TASK INSTRUCTIONS » Format the data lines between the one containing "node junction pin2" and the one containing "wire node to R2: [773, 478, 864, 480]", inclusive, as a Markdown table with columns Row and Line, omitting blank lines. Give only those lines.
-- START RECORDS FOR THIS EXERCISE --
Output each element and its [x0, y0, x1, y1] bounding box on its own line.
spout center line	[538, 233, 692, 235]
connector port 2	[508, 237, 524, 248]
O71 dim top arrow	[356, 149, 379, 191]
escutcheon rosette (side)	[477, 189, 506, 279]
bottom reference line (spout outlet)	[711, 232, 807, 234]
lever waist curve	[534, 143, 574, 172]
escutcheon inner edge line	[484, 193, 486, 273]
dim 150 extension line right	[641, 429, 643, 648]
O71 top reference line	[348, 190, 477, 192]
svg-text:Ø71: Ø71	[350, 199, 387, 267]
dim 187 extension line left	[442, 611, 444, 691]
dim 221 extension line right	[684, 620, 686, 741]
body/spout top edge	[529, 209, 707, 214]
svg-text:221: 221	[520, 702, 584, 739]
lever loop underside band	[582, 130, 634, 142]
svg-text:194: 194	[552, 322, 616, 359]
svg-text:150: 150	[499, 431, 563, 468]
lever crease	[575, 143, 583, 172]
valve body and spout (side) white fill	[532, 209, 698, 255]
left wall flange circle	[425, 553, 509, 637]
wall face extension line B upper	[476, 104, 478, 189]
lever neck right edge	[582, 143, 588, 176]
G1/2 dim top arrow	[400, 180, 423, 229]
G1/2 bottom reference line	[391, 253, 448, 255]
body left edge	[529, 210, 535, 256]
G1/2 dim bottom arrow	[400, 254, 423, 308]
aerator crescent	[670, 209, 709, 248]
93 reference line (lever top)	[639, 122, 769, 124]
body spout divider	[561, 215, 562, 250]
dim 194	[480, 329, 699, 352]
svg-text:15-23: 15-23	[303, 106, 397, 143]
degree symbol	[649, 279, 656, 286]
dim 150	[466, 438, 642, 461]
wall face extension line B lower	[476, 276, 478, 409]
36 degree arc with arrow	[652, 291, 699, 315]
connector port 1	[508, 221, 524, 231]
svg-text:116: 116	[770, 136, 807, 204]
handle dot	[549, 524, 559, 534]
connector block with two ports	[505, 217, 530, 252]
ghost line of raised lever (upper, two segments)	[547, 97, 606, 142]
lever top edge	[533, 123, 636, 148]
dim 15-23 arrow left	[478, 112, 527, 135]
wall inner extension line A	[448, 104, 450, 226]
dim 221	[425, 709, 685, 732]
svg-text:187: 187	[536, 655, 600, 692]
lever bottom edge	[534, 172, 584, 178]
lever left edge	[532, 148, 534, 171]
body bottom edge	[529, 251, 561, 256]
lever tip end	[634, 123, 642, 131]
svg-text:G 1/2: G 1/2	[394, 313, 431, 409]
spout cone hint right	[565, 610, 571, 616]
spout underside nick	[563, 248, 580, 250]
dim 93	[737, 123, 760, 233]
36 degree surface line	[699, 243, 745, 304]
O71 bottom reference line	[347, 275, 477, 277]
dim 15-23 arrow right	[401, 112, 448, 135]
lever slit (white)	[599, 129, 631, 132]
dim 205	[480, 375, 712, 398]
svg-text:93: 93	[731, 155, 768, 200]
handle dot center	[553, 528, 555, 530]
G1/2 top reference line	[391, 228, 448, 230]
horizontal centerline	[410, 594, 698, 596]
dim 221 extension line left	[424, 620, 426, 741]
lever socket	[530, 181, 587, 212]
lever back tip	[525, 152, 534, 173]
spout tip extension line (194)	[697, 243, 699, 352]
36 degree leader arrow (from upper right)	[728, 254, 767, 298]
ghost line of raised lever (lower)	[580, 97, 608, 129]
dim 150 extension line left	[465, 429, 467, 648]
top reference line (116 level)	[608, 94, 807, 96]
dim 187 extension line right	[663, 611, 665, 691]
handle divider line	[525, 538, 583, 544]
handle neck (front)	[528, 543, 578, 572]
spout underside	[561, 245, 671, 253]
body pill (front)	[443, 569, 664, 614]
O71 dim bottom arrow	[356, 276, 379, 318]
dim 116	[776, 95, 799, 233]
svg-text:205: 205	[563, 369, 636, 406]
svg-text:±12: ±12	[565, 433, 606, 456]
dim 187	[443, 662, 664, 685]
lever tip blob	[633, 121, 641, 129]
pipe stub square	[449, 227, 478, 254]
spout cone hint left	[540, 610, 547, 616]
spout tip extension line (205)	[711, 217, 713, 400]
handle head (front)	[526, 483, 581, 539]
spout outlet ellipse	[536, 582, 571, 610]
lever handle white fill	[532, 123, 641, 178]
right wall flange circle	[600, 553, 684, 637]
-- END RECORDS FOR THIS EXERCISE --
-- START RECORDS FOR THIS EXERCISE --
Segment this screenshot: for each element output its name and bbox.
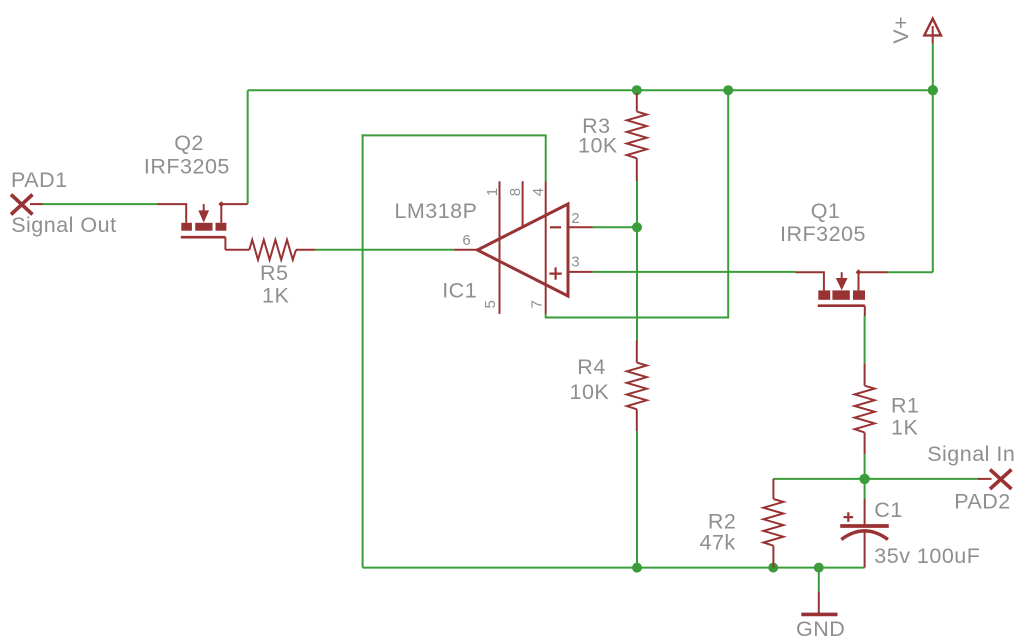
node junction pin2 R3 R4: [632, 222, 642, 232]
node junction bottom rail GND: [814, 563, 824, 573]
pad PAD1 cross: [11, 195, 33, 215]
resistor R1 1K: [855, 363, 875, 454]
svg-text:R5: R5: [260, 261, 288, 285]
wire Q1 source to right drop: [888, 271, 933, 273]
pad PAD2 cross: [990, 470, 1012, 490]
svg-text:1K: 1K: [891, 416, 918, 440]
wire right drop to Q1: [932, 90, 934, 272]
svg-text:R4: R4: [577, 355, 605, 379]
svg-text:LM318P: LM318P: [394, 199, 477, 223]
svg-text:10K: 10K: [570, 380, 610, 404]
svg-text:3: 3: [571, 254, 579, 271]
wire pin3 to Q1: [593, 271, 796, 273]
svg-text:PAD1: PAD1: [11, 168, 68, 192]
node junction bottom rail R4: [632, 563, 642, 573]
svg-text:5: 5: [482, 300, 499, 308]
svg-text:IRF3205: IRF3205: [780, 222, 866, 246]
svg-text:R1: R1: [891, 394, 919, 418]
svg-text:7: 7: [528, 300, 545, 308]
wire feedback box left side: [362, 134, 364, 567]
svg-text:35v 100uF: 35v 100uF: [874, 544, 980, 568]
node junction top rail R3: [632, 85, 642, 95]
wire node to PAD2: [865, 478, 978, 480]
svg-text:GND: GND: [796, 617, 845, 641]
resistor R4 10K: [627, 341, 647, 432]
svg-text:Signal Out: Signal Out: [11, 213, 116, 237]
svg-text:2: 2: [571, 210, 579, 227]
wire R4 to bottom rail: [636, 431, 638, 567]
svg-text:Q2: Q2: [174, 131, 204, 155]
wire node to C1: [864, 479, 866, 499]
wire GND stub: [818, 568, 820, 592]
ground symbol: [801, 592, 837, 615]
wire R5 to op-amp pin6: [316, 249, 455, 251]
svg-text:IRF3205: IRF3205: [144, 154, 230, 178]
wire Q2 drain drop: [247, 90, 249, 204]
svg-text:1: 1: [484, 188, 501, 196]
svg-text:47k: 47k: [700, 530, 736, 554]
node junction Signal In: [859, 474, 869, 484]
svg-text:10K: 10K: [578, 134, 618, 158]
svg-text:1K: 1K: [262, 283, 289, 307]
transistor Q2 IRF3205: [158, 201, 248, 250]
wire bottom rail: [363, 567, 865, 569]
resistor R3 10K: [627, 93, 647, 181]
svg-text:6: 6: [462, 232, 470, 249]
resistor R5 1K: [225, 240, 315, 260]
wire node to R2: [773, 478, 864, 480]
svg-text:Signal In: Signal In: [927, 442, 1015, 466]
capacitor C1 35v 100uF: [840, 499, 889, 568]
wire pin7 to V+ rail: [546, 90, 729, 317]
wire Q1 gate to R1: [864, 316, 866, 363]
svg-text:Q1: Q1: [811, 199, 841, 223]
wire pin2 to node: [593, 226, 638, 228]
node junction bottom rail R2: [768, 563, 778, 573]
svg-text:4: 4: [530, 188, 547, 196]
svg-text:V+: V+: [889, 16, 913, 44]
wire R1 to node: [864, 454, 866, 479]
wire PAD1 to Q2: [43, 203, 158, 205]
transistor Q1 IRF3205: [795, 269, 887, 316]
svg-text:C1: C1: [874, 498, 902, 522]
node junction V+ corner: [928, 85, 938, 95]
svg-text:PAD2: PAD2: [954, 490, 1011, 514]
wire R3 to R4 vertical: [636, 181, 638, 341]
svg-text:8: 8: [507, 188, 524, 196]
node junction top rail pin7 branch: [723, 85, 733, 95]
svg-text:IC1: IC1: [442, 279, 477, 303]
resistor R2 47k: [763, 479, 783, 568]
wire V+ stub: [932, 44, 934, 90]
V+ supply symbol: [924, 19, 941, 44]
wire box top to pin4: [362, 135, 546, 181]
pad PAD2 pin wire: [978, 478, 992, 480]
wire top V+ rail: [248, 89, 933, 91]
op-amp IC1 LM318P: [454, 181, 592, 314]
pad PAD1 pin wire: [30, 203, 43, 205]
-- END RECORDS FOR THIS EXERCISE --
-- START RECORDS FOR THIS EXERCISE --
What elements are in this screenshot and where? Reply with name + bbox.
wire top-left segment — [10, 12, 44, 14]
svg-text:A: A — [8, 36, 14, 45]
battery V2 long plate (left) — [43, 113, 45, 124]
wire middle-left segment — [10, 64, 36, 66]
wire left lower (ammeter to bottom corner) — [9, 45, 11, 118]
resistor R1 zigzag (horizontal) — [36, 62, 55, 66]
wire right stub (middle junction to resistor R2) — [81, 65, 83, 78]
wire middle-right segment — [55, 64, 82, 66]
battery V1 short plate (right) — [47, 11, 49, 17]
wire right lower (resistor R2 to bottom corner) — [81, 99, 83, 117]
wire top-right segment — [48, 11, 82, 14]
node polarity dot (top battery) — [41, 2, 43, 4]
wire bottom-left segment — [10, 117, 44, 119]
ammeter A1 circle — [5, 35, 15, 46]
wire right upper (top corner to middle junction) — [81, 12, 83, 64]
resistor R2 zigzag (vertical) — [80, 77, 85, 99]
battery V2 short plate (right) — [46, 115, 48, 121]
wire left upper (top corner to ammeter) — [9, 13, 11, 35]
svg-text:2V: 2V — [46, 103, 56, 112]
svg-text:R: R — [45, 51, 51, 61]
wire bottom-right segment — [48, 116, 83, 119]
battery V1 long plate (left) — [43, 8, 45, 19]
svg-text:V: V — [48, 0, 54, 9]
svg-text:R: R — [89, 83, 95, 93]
-- END RECORDS FOR THIS EXERCISE --
THE RESULT »
| Row | Line |
|---|---|
| 1 | node junction pin2 R3 R4: [632, 222, 642, 232] |
| 2 | node junction bottom rail GND: [814, 563, 824, 573] |
| 3 | pad PAD1 cross: [11, 195, 33, 215] |
| 4 | resistor R1 1K: [855, 363, 875, 454] |
| 5 | svg-text:R5: R5: [260, 261, 288, 285] |
| 6 | wire Q1 source to right drop: [888, 271, 933, 273] |
| 7 | pad PAD2 cross: [990, 470, 1012, 490] |
| 8 | svg-text:1K: 1K: [891, 416, 918, 440] |
| 9 | wire right drop to Q1: [932, 90, 934, 272] |
| 10 | svg-text:R4: R4: [577, 355, 605, 379] |
| 11 | svg-text:LM318P: LM318P: [394, 199, 477, 223] |
| 12 | svg-text:10K: 10K: [570, 380, 610, 404] |
| 13 | svg-text:3: 3: [571, 254, 579, 271] |
| 14 | wire pin3 to Q1: [593, 271, 796, 273] |
| 15 | svg-text:PAD1: PAD1: [11, 168, 68, 192] |
| 16 | node junction bottom rail R4: [632, 563, 642, 573] |
| 17 | svg-text:5: 5: [482, 300, 499, 308] |
| 18 | svg-text:IRF3205: IRF3205: [780, 222, 866, 246] |
| 19 | svg-text:R1: R1: [891, 394, 919, 418] |
| 20 | svg-text:7: 7: [528, 300, 545, 308] |
| 21 | wire feedback box left side: [362, 134, 364, 567] |
| 22 | svg-text:35v 100uF: 35v 100uF: [874, 544, 980, 568] |
| 23 | node junction top rail R3: [632, 85, 642, 95] |
| 24 | wire node to PAD2: [865, 478, 978, 480] |
| 25 | svg-text:GND: GND: [796, 617, 845, 641] |
| 26 | resistor R4 10K: [627, 341, 647, 432] |
| 27 | svg-text:Signal Out: Signal Out: [11, 213, 116, 237] |
| 28 | svg-text:2: 2: [571, 210, 579, 227] |
| 29 | wire R4 to bottom rail: [636, 431, 638, 567] |
| 30 | svg-text:Q2: Q2: [174, 131, 204, 155] |
| 31 | wire node to C1: [864, 479, 866, 499] |
| 32 | wire GND stub: [818, 568, 820, 592] |
| 33 | ground symbol: [801, 592, 837, 615] |
| 34 | wire R5 to op-amp pin6: [316, 249, 455, 251] |
| 35 | svg-text:IRF3205: IRF3205: [144, 154, 230, 178] |
| 36 | wire Q2 drain drop: [247, 90, 249, 204] |
| 37 | svg-text:1: 1: [484, 188, 501, 196] |
| 38 | svg-text:47k: 47k: [700, 530, 736, 554] |
| 39 | node junction Signal In: [859, 474, 869, 484] |
| 40 | svg-text:10K: 10K: [578, 134, 618, 158] |
| 41 | svg-text:1K: 1K: [262, 283, 289, 307] |
| 42 | transistor Q2 IRF3205: [158, 201, 248, 250] |
| 43 | wire bottom rail: [363, 567, 865, 569] |
| 44 | resistor R3 10K: [627, 93, 647, 181] |
| 45 | svg-text:6: 6: [462, 232, 470, 249] |
| 46 | resistor R5 1K: [225, 240, 315, 260] |
| 47 | wire node to R2: [773, 478, 864, 480] |